■ What the exercise asks ■
Scan the lines below for the string "einhängen" and copy every one that has it.

Items from a dataset

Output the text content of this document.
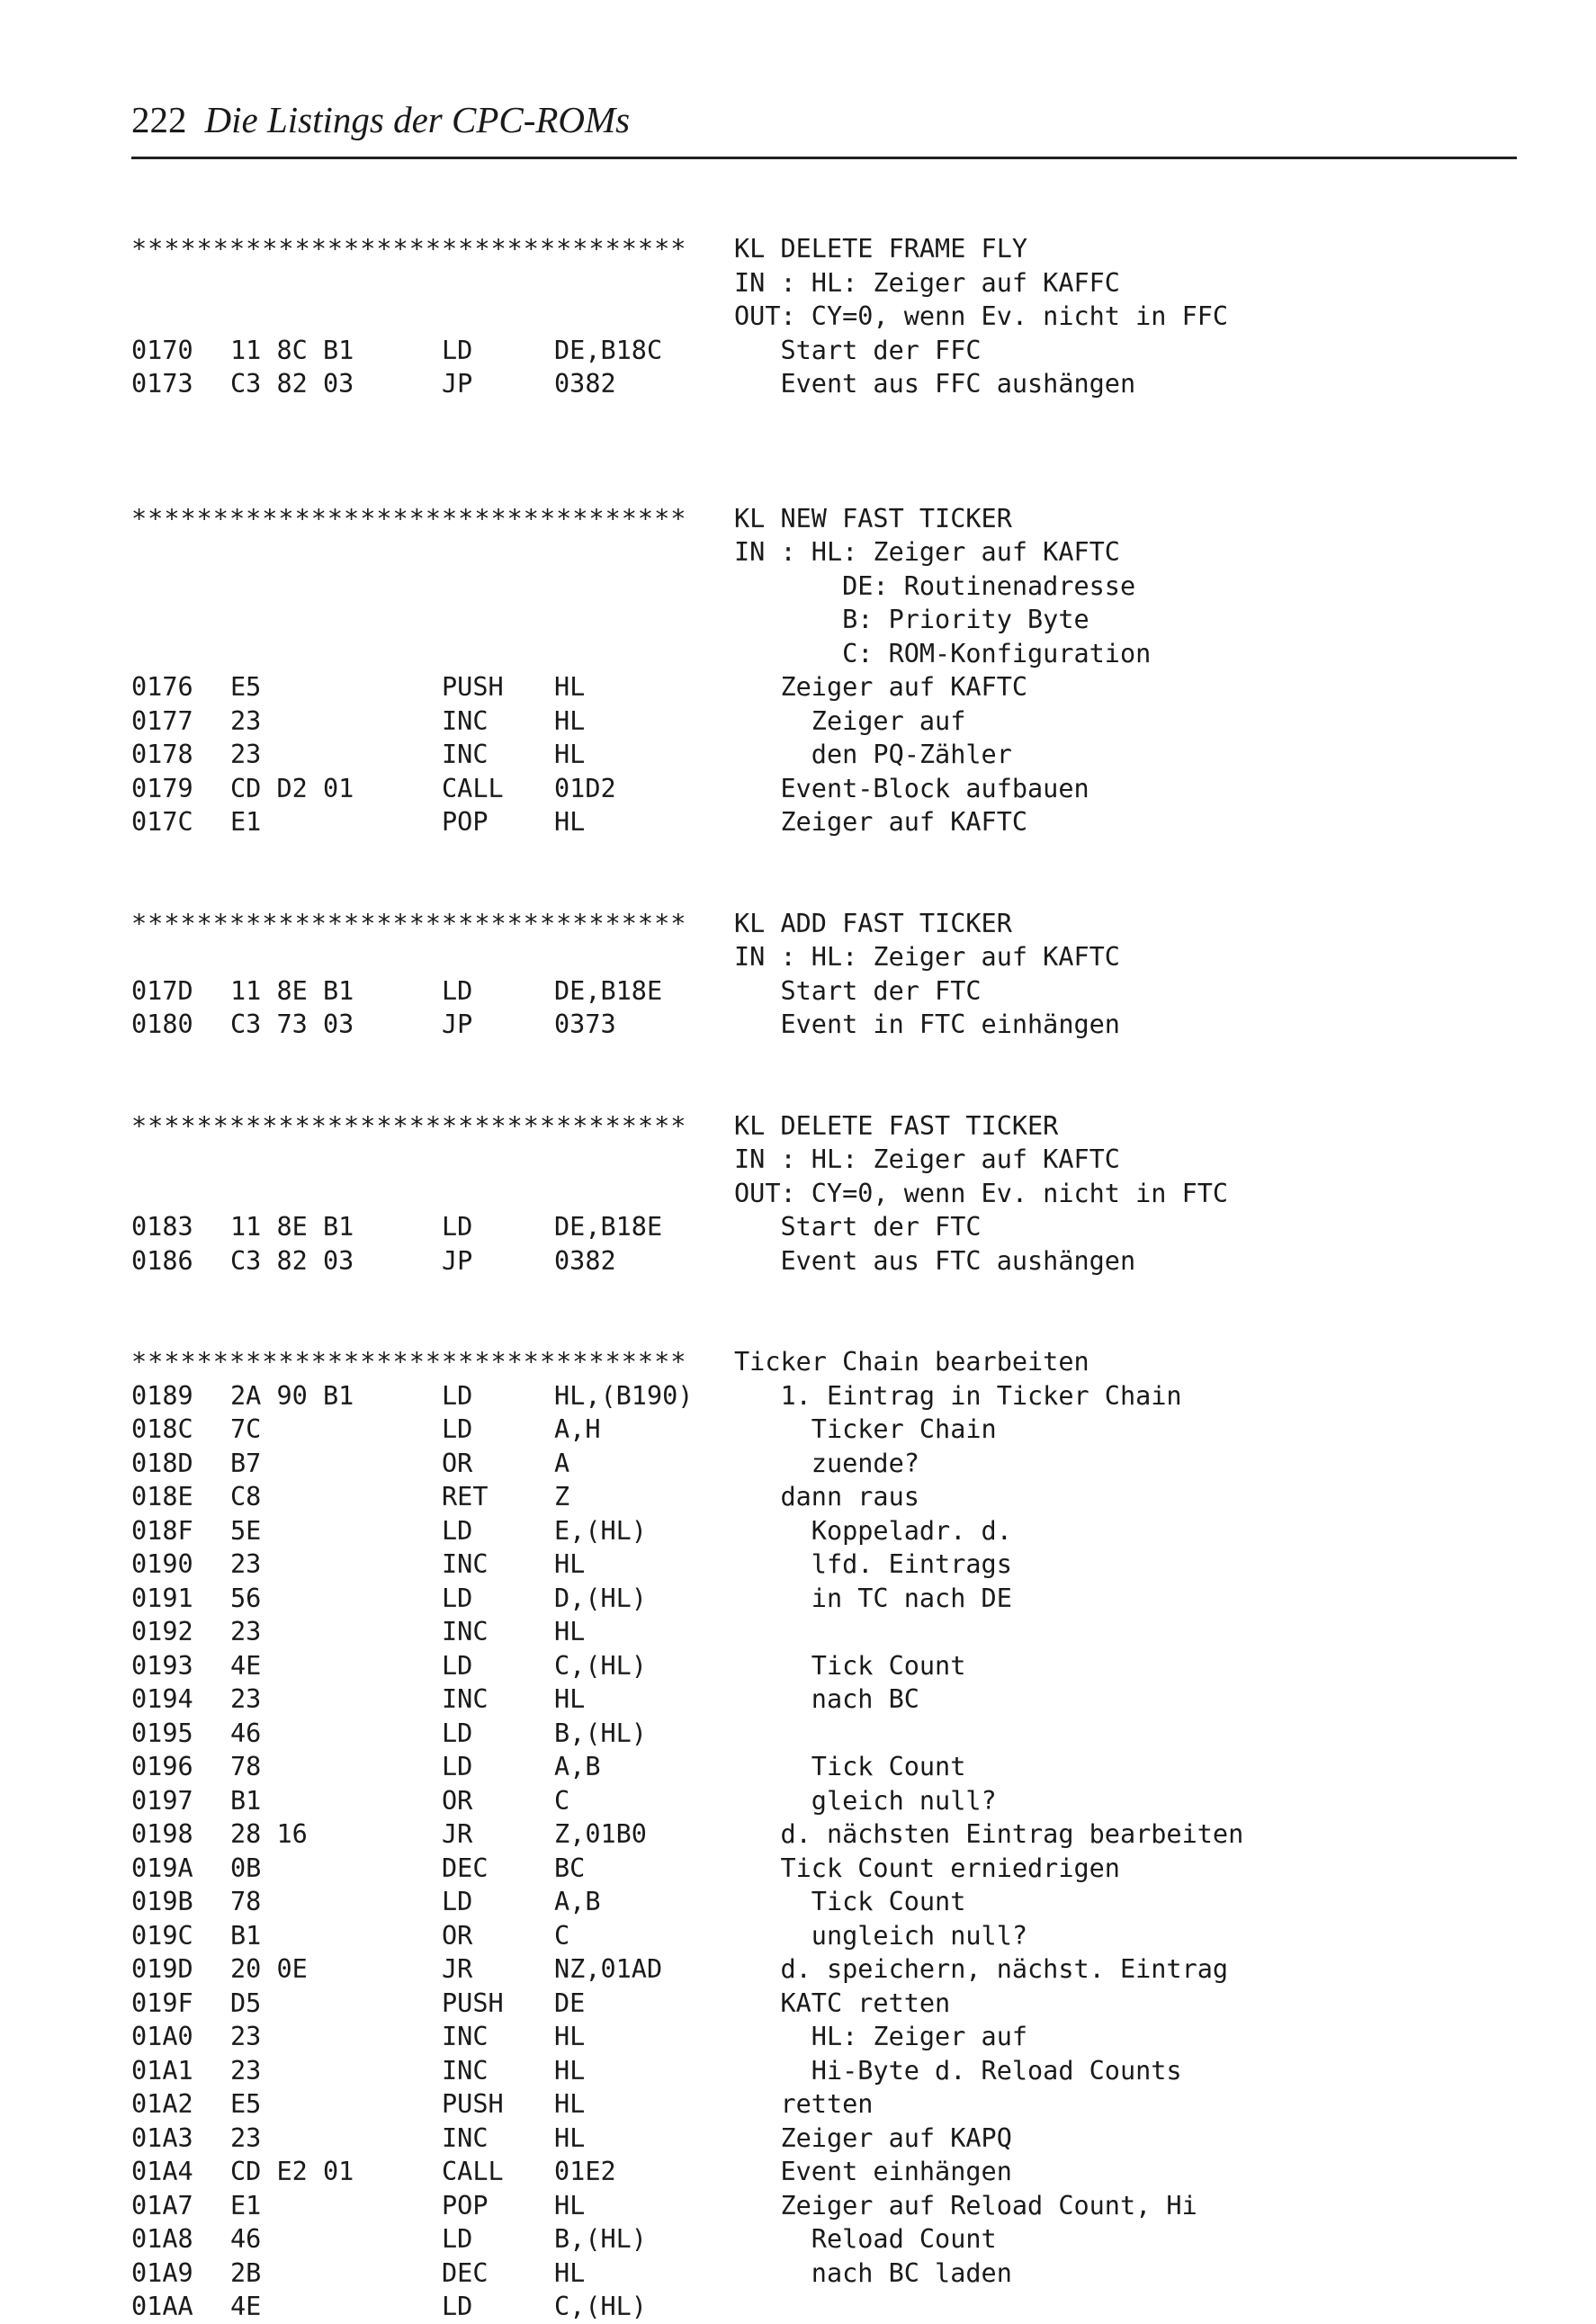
222 Die Listings der CPC-ROMs
********************************** KL DELETE FRAME FLY
IN : HL: Zeiger auf KAFFC
OUT: CY=0, wenn Ev. nicht in FFC
0170 11 8C B1	LD	DE,B18C	Start der FFC
0173 C3 82 03	JP	0382	Event aus FFC aushängen
********************************** KL NEW FAST TICKER
IN : HL: Zeiger auf KAFTC
DE: Routinenadresse
B: Priority Byte
C: ROM-Konfiguration
0176 E5	PUSH HL	Zeiger auf KAFTC
0177 23	INC	HL	Zeiger auf
0178 23	INC	HL	den PQ-Zähler
0179 CD D2 01	CALL 01D2	Event-Block aufbauen
017C E1	POP	HL	Zeiger auf KAFTC
********************************** KL ADD FAST TICKER
IN : HL: Zeiger auf KAFTC
017D 11 8E B1	LD	DE,B18E	Start der FTC
0180 C3 73 03	JP	0373	Event in FTC einhängen
********************************** KL DELETE FAST TICKER
IN : HL: Zeiger auf KAFTC
OUT: CY=0, wenn Ev. nicht in FTC
0183 11 8E B1	LD	DE,B18E	Start der FTC
0186 C3 82 03	JP	0382	Event aus FTC aushängen
********************************** Ticker Chain bearbeiten
0189 2A 90 B1	LD	HL,(B190) 1. Eintrag in Ticker Chain
018C 7C	LD	A,H	Ticker Chain
018D B7	OR	A	zuende?
018E C8	RET	Z	dann raus
018F 5E	LD	E,(HL)	Koppeladr. d.
0190 23	INC	HL	lfd. Eintrags
0191 56	LD	D,(HL)	in TC nach DE
0192 23	INC	HL
0193 4E	LD	C,(HL)	Tick Count
0194 23	INC	HL	nach BC
0195 46	LD	B,(HL)
0196 78	LD	A,B	Tick Count
0197 B1	OR	C	gleich null?
0198 28 16	JR	Z,01B0	d. nächsten Eintrag bearbeiten
019A 0B	DEC	BC	Tick Count erniedrigen
019B 78	LD	A,B	Tick Count
019C B1	OR	C	ungleich null?
019D 20 0E	JR	NZ,01AD	d. speichern, nächst. Eintrag
019F D5	PUSH DE	KATC retten
01A0 23	INC	HL	HL: Zeiger auf
01A1 23	INC	HL	Hi-Byte d. Reload Counts
01A2 E5	PUSH HL	retten
01A3 23	INC	HL	Zeiger auf KAPQ
01A4 CD E2 01	CALL 01E2	Event einhängen
01A7 E1	POP	HL	Zeiger auf Reload Count, Hi
01A8 46	LD	B,(HL)	Reload Count
01A9 2B	DEC	HL	nach BC laden
01AA 4E	LD	C,(HL)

■ Worked answer ■
0180 C3 73 03	JP	0373	Event in FTC einhängen
01A4 CD E2 01	CALL 01E2	Event einhängen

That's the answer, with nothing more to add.